(Source data)
"""

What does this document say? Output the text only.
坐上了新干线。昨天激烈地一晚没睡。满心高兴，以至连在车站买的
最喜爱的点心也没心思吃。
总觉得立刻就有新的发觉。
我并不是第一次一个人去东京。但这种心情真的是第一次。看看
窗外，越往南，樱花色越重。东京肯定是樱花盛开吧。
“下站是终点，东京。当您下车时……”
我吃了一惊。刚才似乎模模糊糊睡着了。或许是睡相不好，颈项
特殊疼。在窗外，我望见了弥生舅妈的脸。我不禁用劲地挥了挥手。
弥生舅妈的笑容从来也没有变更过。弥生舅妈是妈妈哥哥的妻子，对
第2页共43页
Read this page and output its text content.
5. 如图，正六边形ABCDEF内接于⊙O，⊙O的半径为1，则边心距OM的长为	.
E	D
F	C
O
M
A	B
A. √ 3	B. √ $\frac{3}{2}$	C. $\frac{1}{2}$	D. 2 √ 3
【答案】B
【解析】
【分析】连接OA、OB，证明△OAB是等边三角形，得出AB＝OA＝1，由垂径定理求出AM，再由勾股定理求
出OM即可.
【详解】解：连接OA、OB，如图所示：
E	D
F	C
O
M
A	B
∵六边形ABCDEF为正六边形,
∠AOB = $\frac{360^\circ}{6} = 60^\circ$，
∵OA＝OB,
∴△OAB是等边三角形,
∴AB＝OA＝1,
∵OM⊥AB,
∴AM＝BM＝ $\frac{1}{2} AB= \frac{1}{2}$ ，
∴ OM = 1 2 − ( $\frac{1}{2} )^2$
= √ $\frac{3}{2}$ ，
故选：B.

"""

--- Prompt ---
Return every line exactly.

--- Full answer ---
What does this document say? Output the text only.
坐上了新干线。昨天激烈地一晚没睡。满心高兴，以至连在车站买的
最喜爱的点心也没心思吃。
总觉得立刻就有新的发觉。
我并不是第一次一个人去东京。但这种心情真的是第一次。看看
窗外，越往南，樱花色越重。东京肯定是樱花盛开吧。
“下站是终点，东京。当您下车时……”
我吃了一惊。刚才似乎模模糊糊睡着了。或许是睡相不好，颈项
特殊疼。在窗外，我望见了弥生舅妈的脸。我不禁用劲地挥了挥手。
弥生舅妈的笑容从来也没有变更过。弥生舅妈是妈妈哥哥的妻子，对
第2页共43页
Read this page and output its text content.
5. 如图，正六边形ABCDEF内接于⊙O，⊙O的半径为1，则边心距OM的长为	.
E	D
F	C
O
M
A	B
A. √ 3	B. √ $\frac{3}{2}$	C. $\frac{1}{2}$	D. 2 √ 3
【答案】B
【解析】
【分析】连接OA、OB，证明△OAB是等边三角形，得出AB＝OA＝1，由垂径定理求出AM，再由勾股定理求
出OM即可.
【详解】解：连接OA、OB，如图所示：
E	D
F	C
O
M
A	B
∵六边形ABCDEF为正六边形,
∠AOB = $\frac{360^\circ}{6} = 60^\circ$，
∵OA＝OB,
∴△OAB是等边三角形,
∴AB＝OA＝1,
∵OM⊥AB,
∴AM＝BM＝ $\frac{1}{2} AB= \frac{1}{2}$ ，
∴ OM = 1 2 − ( $\frac{1}{2} )^2$
= √ $\frac{3}{2}$ ，
故选：B.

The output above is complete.